> _Task to complete_: Your task is to copy every line of the entries that contains "Город".

> _Input_:
[start]
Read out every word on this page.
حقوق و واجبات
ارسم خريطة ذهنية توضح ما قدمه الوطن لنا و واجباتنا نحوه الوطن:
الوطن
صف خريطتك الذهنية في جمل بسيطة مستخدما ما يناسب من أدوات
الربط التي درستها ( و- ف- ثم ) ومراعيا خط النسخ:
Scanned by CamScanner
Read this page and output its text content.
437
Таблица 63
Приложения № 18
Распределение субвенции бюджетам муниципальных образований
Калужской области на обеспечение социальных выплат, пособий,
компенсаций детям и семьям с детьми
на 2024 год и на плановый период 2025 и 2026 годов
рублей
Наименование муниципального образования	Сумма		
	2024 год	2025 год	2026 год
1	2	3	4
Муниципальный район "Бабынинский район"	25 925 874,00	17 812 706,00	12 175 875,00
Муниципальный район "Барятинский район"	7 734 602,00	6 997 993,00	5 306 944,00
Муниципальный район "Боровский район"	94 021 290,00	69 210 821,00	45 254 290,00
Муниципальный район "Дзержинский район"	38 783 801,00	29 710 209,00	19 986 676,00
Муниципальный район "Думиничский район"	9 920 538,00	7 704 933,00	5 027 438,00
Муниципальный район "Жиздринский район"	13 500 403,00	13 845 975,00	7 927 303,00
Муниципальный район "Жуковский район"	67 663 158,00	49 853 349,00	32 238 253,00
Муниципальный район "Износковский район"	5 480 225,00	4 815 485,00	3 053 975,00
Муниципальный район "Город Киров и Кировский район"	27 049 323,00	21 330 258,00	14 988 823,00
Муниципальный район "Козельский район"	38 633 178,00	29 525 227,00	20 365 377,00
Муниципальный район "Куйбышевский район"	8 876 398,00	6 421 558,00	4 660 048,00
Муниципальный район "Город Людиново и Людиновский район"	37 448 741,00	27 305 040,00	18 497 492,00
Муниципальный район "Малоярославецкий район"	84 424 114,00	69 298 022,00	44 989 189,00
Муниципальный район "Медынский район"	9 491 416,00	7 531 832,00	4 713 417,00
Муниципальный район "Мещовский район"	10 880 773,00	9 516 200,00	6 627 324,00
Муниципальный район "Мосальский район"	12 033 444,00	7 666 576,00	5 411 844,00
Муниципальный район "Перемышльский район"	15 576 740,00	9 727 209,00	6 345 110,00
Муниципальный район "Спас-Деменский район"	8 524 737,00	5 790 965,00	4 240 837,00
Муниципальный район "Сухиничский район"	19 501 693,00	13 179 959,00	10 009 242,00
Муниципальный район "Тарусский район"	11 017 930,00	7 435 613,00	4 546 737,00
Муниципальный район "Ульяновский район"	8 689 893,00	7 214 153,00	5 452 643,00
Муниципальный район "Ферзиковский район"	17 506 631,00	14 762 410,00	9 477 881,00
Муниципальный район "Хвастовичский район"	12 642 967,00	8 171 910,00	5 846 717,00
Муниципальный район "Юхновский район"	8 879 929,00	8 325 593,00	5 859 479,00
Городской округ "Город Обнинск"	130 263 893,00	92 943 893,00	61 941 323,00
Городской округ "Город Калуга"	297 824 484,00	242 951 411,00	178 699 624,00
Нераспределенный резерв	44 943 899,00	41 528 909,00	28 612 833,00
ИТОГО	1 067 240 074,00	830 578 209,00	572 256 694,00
[end]
> _Finished exercise_:
Муниципальный район "Город Киров и Кировский район"	27 049 323,00	21 330 258,00	14 988 823,00
Муниципальный район "Город Людиново и Людиновский район"	37 448 741,00	27 305 040,00	18 497 492,00
Городской округ "Город Обнинск"	130 263 893,00	92 943 893,00	61 941 323,00
Городской округ "Город Калуга"	297 824 484,00	242 951 411,00	178 699 624,00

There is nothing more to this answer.